__Aim of the task__: Find all lines in the records that include the word "consumo", and copy them out.

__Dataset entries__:
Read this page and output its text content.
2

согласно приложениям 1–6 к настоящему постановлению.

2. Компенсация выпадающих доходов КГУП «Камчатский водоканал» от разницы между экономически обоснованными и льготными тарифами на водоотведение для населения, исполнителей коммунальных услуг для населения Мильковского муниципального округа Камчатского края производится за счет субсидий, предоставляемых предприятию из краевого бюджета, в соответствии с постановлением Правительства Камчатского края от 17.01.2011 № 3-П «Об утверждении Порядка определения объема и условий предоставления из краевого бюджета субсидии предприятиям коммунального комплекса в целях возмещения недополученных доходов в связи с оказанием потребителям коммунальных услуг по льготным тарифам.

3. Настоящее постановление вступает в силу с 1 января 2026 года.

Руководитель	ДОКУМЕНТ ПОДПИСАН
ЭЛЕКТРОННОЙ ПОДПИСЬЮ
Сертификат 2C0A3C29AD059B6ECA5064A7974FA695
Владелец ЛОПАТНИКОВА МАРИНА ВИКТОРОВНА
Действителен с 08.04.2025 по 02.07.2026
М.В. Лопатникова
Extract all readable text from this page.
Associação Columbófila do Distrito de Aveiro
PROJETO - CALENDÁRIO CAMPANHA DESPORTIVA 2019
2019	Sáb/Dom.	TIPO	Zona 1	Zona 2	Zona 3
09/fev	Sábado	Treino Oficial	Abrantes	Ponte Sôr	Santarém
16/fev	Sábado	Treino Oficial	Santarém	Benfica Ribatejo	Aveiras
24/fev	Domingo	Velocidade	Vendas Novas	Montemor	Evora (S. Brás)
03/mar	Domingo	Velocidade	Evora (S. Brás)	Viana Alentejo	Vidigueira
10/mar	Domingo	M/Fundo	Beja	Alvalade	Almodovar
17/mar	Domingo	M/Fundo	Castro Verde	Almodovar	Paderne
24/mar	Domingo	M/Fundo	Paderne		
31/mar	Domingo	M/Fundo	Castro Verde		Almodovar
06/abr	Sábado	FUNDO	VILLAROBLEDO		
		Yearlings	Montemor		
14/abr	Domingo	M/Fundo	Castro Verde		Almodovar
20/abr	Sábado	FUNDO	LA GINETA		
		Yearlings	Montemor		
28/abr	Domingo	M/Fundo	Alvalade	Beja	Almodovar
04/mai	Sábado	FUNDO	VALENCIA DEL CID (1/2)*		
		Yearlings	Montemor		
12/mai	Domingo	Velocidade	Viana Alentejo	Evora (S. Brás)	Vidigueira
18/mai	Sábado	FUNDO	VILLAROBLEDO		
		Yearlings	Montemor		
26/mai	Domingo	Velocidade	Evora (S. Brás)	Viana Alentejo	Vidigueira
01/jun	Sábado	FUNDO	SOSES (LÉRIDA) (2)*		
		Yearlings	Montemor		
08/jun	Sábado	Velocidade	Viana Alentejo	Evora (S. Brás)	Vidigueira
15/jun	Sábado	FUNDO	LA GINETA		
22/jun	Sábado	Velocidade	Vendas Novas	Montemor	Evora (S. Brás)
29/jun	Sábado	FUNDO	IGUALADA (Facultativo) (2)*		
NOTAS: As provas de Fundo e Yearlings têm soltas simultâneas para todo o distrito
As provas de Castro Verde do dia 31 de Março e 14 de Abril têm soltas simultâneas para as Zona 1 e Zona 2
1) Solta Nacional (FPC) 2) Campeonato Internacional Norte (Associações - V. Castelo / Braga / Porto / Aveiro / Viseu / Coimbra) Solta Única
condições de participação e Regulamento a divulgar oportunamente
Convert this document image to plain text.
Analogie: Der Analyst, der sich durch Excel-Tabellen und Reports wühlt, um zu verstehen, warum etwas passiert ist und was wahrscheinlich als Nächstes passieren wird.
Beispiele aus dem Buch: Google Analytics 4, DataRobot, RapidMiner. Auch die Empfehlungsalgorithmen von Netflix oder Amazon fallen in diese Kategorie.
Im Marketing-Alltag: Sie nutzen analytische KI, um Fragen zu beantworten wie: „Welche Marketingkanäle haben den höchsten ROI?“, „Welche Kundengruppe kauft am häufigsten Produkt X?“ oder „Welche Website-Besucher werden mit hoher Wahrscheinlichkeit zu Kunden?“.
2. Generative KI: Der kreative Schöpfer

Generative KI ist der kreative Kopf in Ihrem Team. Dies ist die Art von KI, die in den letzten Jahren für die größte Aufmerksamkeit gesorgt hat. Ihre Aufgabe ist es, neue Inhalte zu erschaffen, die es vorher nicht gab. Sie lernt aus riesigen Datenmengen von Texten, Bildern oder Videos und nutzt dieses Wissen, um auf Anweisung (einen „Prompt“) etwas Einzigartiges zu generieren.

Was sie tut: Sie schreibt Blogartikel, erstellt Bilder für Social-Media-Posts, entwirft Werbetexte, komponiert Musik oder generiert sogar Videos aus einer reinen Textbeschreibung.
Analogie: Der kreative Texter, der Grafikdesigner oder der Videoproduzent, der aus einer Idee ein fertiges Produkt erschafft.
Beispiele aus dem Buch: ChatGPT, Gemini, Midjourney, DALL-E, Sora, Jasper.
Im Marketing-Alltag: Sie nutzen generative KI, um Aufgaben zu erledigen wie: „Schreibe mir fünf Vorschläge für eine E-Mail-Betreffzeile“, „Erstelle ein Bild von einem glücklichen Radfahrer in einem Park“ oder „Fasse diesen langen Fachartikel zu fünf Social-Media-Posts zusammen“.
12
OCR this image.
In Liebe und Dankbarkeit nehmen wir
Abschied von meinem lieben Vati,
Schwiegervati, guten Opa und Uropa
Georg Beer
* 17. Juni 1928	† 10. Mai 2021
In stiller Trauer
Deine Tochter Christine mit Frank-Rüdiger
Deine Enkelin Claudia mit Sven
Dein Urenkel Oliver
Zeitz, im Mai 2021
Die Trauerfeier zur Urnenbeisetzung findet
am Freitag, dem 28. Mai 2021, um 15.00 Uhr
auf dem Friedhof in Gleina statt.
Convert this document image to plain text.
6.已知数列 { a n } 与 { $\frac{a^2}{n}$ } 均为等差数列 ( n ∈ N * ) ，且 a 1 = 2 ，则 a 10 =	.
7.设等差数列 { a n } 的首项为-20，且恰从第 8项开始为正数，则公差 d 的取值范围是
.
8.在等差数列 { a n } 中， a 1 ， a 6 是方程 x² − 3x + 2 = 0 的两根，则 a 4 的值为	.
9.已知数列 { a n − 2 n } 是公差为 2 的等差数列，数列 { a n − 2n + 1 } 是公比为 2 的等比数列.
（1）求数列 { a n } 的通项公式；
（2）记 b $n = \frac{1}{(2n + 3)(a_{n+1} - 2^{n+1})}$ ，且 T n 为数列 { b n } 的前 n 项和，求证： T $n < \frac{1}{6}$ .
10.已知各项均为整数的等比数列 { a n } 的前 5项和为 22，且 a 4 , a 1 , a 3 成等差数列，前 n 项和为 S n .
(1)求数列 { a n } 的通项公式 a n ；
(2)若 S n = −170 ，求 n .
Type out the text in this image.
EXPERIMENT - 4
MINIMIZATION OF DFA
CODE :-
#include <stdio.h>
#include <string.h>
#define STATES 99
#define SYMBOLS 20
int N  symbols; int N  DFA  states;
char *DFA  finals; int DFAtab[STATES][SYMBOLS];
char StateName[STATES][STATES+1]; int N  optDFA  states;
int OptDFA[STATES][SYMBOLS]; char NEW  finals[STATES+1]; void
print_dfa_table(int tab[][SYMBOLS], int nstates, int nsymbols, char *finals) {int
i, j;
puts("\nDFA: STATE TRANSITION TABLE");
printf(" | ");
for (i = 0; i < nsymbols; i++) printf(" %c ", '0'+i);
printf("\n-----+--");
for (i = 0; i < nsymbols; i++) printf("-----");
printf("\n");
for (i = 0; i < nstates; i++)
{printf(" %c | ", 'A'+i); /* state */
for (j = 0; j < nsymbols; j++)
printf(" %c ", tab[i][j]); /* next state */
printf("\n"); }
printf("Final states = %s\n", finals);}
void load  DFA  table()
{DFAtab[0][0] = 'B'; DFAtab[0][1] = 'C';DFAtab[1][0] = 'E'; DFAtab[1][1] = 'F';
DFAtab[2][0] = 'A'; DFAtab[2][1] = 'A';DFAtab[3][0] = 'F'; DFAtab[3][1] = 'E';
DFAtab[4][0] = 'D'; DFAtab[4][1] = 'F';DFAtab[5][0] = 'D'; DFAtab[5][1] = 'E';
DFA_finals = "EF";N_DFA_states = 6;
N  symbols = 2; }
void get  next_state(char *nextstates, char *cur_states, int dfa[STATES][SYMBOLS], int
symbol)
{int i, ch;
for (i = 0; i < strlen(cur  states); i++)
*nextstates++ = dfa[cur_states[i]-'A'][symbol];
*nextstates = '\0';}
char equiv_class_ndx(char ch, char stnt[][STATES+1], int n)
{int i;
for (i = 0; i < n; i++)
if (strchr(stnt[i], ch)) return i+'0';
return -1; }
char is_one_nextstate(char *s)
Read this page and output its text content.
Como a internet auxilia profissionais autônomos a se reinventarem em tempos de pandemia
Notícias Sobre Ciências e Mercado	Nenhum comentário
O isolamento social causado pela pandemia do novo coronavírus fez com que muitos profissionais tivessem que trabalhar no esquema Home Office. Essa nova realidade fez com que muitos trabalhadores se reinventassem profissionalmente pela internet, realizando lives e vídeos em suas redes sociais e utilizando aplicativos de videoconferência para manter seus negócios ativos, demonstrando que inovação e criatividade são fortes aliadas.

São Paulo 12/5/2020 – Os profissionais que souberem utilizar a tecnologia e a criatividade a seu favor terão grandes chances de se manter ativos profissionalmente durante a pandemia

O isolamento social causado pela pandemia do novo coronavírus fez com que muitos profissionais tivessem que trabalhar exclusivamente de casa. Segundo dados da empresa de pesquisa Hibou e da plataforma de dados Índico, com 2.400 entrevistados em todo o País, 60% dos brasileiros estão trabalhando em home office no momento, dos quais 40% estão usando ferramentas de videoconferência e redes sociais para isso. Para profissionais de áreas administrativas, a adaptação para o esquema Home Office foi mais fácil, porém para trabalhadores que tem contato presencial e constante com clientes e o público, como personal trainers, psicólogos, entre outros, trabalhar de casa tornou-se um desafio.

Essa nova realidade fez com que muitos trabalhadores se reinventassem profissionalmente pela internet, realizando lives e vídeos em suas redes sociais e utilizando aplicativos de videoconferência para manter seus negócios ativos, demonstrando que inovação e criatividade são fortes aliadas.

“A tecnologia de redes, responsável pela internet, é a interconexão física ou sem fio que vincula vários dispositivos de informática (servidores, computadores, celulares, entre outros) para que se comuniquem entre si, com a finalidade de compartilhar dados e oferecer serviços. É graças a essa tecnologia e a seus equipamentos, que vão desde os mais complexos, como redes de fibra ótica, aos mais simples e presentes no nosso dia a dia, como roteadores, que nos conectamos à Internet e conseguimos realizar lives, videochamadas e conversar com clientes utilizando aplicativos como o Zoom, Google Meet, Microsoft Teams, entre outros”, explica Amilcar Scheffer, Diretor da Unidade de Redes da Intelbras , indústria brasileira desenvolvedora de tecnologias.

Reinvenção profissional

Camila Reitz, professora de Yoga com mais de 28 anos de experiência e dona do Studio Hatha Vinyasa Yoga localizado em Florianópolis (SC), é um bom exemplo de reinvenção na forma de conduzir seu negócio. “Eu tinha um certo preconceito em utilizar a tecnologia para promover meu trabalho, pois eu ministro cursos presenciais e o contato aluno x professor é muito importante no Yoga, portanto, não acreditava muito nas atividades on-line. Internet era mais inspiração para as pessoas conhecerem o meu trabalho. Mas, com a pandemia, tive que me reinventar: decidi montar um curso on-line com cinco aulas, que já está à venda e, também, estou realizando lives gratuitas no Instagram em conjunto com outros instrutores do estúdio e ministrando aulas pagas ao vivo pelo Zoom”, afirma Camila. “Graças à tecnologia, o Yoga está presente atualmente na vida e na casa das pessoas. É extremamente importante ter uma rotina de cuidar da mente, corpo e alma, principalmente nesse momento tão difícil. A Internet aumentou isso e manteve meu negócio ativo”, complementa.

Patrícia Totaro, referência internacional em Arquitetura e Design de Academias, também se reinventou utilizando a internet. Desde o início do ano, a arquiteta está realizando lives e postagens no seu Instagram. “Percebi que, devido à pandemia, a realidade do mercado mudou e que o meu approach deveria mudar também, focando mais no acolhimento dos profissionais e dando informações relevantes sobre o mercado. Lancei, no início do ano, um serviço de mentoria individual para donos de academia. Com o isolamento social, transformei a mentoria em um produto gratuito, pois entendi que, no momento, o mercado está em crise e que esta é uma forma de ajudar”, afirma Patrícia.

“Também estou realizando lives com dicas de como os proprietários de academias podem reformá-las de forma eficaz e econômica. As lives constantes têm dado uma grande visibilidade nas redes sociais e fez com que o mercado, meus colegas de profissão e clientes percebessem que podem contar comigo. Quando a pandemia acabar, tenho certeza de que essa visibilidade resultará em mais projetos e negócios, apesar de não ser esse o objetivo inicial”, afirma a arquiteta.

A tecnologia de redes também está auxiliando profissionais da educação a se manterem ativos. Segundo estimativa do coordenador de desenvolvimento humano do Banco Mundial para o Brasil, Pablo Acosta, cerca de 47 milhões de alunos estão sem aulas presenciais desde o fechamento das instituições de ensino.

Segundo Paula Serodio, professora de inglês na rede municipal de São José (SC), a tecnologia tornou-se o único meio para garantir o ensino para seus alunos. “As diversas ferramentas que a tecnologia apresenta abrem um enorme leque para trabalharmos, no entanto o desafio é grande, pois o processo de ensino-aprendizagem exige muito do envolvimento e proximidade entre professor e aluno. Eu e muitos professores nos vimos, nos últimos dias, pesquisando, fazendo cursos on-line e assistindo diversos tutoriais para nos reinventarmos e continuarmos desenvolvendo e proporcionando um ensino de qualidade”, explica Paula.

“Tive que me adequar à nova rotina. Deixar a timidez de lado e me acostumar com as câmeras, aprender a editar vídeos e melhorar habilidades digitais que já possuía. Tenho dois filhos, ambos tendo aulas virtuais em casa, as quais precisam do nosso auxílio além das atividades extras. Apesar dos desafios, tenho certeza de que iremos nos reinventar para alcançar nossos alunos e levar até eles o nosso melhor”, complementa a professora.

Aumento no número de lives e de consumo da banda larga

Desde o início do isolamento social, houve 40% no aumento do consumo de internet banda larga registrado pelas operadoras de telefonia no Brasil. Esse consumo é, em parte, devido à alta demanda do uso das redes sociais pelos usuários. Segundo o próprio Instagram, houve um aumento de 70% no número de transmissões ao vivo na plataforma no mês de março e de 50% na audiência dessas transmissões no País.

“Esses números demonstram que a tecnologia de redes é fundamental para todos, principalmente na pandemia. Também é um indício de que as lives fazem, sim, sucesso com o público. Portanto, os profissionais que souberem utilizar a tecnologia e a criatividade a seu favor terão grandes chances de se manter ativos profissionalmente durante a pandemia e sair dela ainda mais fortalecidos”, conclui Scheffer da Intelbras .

__Finished task__:
Aumento no número de lives e de consumo da banda larga
Desde o início do isolamento social, houve 40% no aumento do consumo de internet banda larga registrado pelas operadoras de telefonia no Brasil. Esse consumo é, em parte, devido à alta demanda do uso das redes sociais pelos usuários. Segundo o próprio Instagram, houve um aumento de 70% no número de transmissões ao vivo na plataforma no mês de março e de 50% na audiência dessas transmissões no País.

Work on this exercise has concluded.